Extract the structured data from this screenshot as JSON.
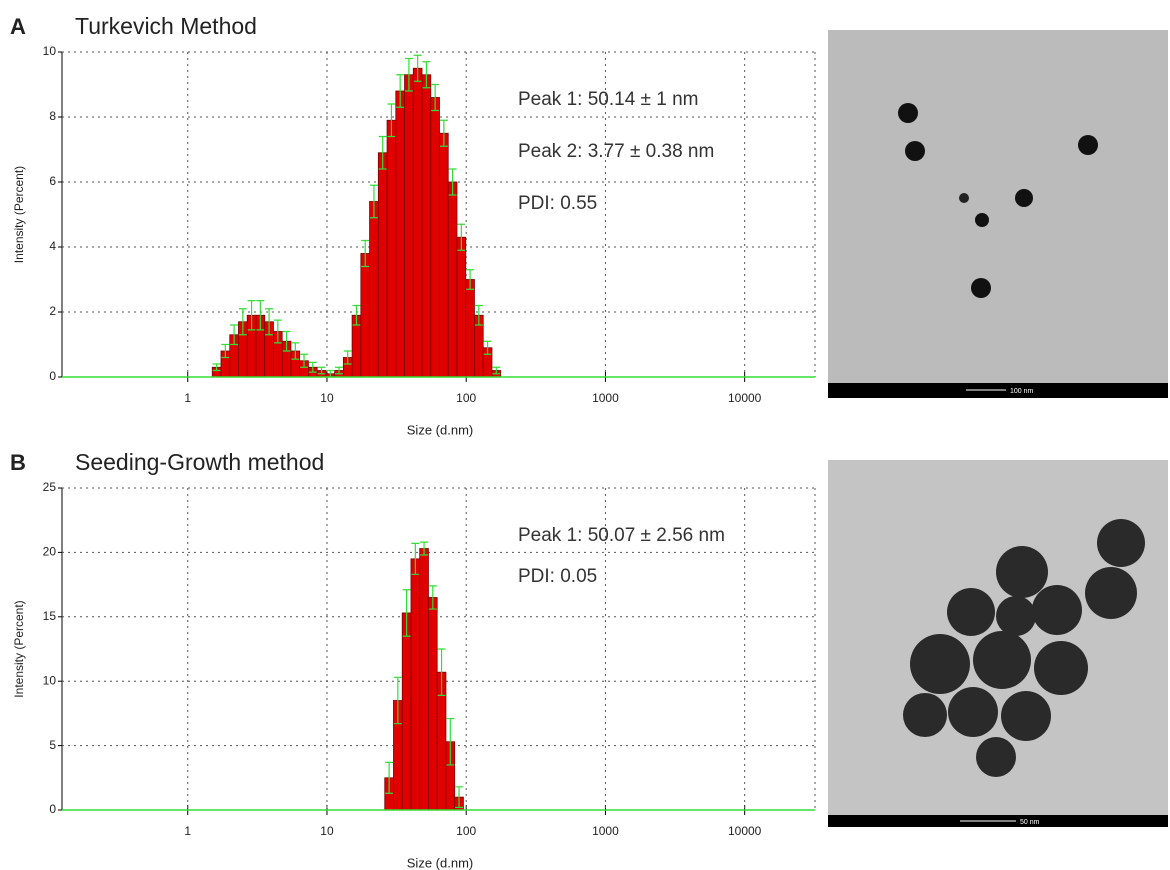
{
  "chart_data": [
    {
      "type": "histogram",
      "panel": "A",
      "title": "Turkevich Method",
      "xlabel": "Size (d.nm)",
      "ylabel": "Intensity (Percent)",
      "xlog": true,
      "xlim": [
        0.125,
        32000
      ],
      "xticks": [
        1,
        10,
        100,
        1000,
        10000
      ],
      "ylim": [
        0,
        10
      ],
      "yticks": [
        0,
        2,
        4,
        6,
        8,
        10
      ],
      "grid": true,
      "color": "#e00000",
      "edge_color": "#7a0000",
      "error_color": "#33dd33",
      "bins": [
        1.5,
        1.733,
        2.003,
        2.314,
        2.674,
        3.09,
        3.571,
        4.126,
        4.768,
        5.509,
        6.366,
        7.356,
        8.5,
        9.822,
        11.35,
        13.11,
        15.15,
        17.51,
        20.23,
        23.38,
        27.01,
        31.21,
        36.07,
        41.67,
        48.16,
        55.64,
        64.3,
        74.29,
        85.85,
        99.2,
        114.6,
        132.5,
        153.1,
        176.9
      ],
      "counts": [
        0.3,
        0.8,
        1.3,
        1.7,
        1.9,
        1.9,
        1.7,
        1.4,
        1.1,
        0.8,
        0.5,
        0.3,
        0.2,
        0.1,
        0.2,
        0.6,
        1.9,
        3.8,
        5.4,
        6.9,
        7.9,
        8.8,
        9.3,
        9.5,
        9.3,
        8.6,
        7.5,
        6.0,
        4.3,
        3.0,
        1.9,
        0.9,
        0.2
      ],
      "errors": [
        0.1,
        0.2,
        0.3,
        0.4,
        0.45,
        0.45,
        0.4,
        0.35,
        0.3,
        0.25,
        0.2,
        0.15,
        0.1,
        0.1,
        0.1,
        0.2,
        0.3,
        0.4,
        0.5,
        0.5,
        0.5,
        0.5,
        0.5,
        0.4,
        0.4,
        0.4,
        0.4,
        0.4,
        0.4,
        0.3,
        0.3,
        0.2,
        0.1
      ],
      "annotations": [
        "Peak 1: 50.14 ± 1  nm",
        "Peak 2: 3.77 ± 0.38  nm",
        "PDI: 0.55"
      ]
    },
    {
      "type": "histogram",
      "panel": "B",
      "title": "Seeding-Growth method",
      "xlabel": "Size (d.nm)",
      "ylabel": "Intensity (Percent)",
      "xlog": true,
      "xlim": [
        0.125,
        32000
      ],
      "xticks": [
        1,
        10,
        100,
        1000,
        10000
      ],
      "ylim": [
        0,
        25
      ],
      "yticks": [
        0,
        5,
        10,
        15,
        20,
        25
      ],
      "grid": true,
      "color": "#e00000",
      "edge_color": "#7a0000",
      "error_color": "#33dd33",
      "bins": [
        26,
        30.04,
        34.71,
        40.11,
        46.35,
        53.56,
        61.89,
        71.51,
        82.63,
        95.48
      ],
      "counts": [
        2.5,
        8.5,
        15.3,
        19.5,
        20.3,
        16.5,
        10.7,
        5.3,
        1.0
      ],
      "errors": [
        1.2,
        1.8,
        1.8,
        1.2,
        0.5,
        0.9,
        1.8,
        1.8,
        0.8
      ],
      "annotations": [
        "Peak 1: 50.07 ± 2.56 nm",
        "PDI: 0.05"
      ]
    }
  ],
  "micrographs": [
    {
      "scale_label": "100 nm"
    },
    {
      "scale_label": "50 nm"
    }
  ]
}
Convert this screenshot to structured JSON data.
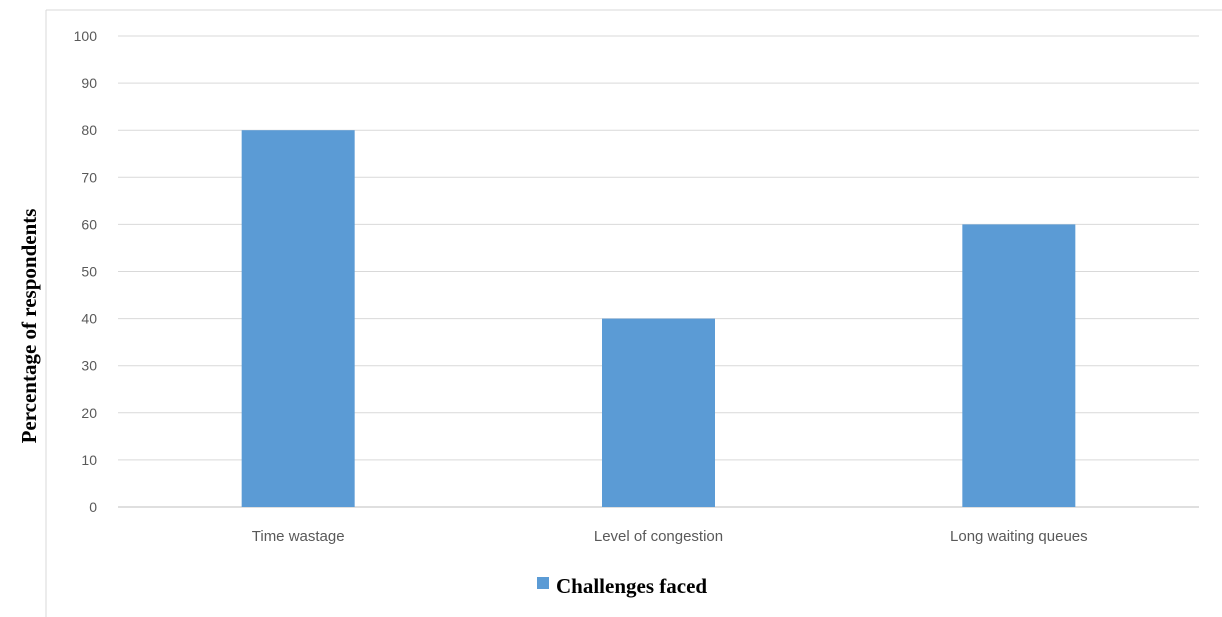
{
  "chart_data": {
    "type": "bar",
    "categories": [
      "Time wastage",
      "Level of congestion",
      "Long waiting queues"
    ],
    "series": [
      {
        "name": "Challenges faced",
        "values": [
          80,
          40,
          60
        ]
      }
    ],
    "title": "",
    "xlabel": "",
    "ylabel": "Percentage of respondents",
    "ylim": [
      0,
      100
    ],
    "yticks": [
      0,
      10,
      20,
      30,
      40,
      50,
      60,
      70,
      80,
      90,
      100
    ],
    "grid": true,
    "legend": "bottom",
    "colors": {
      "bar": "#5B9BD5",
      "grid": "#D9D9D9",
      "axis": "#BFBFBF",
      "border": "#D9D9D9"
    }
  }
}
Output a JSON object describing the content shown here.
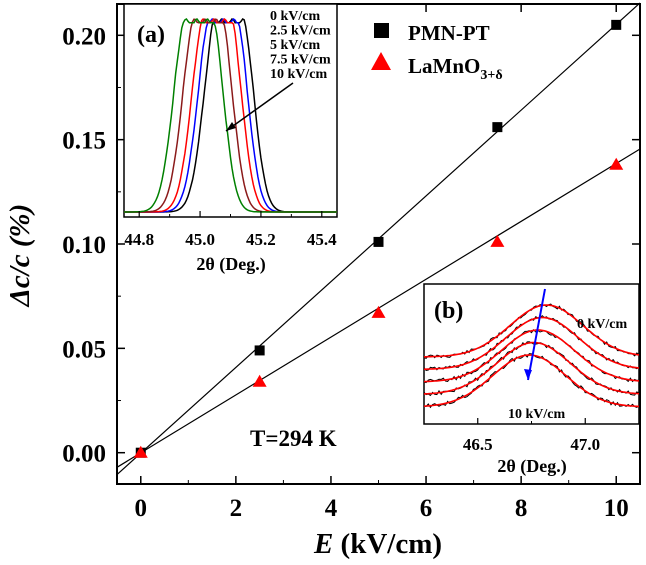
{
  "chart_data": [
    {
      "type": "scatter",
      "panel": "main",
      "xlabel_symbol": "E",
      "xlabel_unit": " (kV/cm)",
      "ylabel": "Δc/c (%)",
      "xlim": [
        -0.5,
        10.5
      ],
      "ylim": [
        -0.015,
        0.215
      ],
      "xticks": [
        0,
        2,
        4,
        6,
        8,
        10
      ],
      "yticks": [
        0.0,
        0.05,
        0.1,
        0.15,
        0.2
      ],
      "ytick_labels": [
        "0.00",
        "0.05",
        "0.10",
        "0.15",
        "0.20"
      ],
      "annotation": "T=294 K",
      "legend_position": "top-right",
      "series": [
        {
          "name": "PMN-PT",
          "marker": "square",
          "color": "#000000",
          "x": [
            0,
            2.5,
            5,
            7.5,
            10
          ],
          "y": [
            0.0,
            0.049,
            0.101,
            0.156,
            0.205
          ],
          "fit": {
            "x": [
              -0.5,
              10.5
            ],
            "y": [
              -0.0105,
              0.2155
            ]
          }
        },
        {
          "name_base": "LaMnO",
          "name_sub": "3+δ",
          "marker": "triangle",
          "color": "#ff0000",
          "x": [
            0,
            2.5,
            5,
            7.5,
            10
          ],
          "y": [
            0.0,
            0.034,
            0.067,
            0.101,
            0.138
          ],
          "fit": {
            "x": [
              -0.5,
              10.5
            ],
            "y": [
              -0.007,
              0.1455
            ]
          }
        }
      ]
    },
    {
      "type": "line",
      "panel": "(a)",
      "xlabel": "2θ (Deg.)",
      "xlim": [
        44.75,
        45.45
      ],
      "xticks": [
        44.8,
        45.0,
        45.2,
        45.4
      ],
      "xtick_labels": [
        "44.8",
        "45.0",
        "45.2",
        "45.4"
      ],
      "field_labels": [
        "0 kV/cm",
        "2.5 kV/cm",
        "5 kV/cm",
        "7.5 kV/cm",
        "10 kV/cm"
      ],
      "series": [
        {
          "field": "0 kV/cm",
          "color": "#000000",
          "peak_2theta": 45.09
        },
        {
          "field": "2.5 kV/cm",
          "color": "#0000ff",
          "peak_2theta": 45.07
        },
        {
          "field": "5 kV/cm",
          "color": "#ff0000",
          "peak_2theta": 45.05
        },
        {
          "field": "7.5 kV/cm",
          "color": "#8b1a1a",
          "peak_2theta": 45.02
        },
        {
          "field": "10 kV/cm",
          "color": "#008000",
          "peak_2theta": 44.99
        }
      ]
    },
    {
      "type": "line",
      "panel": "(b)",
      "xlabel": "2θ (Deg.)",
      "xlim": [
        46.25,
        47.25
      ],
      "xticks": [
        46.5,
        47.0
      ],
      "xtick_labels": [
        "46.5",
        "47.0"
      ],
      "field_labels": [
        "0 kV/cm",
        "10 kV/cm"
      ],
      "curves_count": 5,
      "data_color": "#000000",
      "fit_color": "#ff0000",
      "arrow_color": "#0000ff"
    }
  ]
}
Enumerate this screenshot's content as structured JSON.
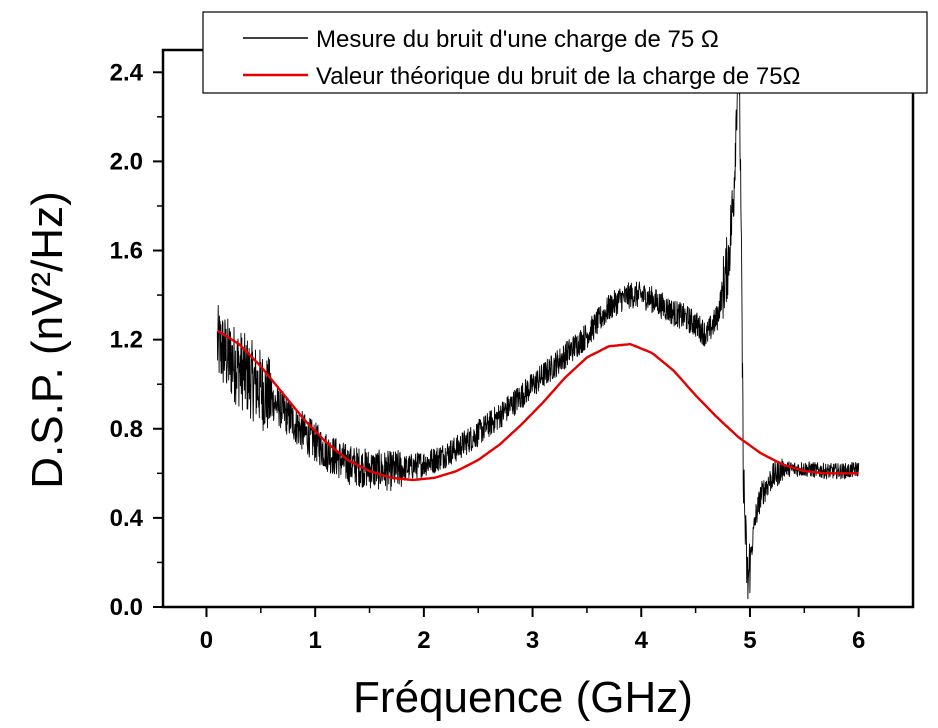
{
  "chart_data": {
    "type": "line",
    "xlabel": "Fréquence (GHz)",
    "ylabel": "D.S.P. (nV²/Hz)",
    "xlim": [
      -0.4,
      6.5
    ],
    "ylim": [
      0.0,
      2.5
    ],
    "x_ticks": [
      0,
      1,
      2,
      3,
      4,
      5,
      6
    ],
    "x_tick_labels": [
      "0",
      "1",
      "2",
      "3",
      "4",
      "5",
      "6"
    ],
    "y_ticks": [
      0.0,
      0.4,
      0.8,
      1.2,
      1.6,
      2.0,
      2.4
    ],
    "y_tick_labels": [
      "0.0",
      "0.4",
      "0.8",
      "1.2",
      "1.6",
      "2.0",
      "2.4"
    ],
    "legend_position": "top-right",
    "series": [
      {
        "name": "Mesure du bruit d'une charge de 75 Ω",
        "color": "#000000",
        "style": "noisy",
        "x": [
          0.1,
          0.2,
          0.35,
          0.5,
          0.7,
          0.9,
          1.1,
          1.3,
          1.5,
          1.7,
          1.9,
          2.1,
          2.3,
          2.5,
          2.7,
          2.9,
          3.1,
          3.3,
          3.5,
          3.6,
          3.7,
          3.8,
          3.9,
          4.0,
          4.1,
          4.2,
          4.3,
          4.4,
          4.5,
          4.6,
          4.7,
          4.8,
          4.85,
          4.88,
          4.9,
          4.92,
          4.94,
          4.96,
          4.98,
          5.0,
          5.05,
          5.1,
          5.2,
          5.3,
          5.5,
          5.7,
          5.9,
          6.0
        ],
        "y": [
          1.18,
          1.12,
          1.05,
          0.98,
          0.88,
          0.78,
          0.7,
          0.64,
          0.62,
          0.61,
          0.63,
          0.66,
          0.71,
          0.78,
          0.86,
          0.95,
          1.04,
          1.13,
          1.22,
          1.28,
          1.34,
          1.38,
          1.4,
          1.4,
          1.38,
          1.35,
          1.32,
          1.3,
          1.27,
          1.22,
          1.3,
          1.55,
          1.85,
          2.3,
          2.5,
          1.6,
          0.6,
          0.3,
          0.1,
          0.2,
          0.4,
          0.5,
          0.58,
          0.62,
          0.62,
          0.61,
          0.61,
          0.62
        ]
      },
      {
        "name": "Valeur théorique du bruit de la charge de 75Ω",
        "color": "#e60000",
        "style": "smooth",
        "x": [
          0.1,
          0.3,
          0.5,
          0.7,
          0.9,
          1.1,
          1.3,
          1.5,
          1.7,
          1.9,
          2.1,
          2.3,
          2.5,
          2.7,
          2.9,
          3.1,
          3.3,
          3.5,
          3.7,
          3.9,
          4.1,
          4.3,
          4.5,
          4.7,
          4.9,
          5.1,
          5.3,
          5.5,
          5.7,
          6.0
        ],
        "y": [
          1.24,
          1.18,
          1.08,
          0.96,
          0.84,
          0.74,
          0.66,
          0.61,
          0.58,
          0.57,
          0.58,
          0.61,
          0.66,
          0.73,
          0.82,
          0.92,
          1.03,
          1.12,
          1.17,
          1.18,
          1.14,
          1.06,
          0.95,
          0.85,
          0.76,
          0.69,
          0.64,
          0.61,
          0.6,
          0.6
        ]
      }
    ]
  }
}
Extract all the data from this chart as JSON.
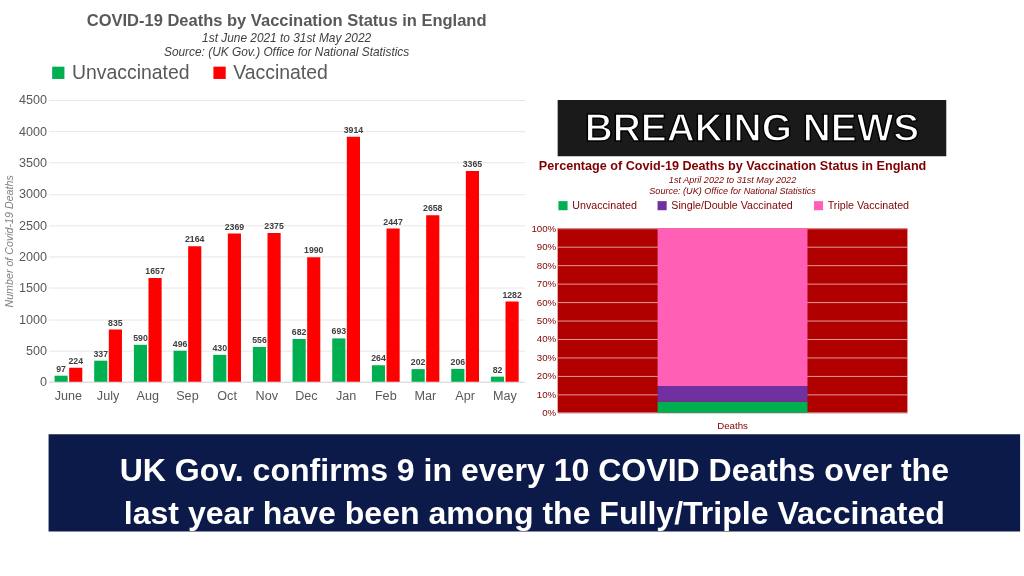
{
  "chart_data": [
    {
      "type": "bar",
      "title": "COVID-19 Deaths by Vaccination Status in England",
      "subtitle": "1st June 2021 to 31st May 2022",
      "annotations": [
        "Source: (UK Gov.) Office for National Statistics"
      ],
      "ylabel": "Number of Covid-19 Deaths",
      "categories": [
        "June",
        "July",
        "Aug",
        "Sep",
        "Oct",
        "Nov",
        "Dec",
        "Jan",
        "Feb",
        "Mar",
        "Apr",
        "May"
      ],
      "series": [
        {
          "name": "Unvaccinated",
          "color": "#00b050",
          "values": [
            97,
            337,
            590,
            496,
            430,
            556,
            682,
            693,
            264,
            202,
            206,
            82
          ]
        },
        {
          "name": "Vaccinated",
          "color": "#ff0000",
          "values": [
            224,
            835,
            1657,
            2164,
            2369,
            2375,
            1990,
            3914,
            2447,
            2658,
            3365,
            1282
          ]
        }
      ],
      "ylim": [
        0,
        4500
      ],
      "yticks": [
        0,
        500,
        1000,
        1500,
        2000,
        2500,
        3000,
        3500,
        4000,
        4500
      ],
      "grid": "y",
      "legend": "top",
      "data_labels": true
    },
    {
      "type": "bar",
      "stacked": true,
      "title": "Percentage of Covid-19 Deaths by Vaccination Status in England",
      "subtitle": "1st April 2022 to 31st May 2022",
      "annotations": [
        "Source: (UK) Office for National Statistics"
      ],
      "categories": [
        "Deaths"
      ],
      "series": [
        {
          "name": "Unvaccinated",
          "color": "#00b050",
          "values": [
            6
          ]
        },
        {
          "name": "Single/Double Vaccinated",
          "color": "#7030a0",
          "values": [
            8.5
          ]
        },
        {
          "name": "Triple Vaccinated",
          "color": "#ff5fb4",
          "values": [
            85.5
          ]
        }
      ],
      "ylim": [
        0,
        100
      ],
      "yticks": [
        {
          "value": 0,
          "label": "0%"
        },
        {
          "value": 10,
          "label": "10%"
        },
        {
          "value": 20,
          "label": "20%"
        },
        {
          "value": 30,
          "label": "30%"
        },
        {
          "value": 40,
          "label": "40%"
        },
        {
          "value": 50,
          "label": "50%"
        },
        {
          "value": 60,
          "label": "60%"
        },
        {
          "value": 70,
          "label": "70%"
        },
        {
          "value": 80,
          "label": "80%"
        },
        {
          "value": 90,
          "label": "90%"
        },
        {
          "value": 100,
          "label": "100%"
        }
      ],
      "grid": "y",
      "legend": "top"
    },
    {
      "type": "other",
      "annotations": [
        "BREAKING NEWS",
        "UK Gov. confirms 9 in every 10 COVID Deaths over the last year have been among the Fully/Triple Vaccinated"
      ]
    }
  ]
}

──────────

▸ **What is asked**:
Using the listing above, return all lines where the word "England" occurs.

▸ **Exercise solution**:
      "title": "COVID-19 Deaths by Vaccination Status in England",
      "title": "Percentage of Covid-19 Deaths by Vaccination Status in England",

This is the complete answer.